Show each line that has the string "icon" in it.

_ _ _ _ _

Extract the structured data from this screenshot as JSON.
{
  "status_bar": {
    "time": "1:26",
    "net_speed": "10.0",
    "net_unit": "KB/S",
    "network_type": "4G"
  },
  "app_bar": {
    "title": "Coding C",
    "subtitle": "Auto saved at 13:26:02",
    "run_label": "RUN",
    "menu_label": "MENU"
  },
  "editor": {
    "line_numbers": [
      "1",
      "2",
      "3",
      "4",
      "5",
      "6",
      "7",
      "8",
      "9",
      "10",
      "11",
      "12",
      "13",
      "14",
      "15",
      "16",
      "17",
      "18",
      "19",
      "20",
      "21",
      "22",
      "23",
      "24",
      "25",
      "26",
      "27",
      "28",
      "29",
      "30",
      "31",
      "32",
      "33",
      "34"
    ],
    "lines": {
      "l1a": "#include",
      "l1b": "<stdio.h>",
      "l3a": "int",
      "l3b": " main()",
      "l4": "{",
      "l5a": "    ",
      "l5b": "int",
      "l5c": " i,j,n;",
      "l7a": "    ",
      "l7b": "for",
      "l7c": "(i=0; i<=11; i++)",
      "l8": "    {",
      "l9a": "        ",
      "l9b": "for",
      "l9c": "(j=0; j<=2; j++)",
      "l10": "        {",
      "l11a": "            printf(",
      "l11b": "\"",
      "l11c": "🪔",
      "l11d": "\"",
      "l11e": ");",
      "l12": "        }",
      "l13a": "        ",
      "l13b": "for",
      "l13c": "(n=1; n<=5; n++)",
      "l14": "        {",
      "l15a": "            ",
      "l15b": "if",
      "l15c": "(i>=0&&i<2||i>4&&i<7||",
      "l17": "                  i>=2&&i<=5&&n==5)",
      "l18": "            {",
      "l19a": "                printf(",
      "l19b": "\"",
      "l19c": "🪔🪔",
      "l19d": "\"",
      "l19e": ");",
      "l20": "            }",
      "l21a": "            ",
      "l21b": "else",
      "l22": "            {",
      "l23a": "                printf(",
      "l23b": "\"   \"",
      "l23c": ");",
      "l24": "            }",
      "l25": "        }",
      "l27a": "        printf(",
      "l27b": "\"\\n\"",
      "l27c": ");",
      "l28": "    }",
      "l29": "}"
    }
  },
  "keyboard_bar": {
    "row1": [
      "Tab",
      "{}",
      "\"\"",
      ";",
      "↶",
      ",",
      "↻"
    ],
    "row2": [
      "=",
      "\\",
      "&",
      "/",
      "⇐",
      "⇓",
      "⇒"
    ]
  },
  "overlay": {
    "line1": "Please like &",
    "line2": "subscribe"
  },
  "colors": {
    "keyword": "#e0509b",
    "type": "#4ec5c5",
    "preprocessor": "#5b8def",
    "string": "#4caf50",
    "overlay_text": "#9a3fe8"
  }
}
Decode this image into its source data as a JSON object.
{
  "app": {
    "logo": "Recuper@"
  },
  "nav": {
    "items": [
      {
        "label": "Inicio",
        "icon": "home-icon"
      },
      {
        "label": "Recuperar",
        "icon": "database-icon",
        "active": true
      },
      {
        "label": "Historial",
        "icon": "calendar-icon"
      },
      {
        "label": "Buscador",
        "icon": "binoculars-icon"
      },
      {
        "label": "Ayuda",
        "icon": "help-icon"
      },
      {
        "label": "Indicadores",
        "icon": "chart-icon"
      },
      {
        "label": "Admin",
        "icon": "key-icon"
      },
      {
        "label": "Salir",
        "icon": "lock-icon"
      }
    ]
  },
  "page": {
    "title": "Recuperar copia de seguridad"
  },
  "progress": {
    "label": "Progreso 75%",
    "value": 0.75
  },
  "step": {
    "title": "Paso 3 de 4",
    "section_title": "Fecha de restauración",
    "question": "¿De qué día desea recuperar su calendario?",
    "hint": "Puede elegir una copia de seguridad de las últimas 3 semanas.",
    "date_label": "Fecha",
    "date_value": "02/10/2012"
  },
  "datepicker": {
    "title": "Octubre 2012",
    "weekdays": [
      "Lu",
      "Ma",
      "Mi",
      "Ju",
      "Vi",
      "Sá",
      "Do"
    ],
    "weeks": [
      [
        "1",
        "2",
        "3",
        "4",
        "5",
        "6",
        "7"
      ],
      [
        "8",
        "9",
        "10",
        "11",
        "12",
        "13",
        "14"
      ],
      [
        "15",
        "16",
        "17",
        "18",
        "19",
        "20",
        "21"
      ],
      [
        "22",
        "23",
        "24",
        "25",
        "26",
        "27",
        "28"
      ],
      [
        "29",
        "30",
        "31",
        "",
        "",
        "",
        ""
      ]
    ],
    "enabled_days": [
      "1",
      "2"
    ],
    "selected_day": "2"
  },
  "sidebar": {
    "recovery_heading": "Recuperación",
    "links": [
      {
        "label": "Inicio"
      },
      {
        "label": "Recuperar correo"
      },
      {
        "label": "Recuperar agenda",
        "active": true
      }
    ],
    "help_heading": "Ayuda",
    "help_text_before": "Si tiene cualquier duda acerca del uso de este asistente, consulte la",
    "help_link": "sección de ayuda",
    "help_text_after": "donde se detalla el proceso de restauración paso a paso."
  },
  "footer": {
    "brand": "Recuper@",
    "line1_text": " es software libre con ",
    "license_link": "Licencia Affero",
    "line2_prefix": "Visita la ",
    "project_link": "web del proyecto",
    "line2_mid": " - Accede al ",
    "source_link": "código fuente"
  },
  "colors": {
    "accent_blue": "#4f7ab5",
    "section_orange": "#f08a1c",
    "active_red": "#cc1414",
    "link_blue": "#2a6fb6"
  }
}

_ _ _ _ _

# [EXERCISE OUTPUT]
        "icon": "home-icon"
        "icon": "database-icon",
        "icon": "calendar-icon"
        "icon": "binoculars-icon"
        "icon": "help-icon"
        "icon": "chart-icon"
        "icon": "key-icon"
        "icon": "lock-icon"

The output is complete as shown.